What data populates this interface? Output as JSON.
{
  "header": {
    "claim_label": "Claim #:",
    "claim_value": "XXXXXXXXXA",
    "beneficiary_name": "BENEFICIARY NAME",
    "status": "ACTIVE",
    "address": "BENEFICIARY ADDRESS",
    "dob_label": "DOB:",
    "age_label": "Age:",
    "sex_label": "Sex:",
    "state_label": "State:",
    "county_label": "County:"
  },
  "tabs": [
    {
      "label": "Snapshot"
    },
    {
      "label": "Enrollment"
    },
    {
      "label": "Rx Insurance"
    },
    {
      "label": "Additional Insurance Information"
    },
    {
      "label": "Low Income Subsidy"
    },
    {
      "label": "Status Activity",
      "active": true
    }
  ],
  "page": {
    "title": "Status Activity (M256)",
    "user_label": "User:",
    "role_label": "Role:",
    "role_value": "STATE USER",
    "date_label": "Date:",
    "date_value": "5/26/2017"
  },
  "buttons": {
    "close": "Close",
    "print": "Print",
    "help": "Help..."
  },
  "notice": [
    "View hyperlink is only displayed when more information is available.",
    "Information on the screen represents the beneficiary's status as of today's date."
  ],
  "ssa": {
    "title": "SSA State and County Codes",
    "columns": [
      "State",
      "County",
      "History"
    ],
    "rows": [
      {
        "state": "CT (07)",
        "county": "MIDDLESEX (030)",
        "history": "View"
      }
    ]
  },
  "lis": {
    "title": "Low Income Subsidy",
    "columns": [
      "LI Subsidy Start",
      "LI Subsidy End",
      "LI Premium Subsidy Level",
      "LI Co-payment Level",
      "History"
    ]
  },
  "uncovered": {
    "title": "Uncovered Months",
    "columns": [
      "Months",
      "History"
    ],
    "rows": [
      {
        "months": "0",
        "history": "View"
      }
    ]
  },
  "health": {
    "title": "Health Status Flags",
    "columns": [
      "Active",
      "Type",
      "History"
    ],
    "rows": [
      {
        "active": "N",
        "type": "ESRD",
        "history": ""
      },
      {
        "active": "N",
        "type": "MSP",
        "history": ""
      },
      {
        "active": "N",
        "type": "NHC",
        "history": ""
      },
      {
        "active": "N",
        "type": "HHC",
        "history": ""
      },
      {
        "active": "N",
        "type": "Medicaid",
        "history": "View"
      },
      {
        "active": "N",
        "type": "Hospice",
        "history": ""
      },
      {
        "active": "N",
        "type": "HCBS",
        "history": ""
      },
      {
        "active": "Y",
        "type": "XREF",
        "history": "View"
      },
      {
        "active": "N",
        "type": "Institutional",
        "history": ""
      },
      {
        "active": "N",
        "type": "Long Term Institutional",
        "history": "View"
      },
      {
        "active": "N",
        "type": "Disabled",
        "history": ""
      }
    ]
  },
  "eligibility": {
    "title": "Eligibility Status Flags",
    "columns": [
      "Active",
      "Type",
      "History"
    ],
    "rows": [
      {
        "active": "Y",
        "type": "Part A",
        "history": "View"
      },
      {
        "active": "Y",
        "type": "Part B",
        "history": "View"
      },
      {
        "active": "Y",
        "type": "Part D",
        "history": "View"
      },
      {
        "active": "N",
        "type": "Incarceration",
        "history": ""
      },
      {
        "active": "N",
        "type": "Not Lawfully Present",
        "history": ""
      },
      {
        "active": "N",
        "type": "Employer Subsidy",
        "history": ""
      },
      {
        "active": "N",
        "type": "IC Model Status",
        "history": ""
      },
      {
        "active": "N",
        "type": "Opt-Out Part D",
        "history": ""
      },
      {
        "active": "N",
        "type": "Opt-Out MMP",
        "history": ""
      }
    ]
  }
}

——————

**PROMPT:**
Filter the entries down to the lines with the word "Insurance" in them.

**WRITTEN RESPONSE:**
      "label": "Rx Insurance"
      "label": "Additional Insurance Information"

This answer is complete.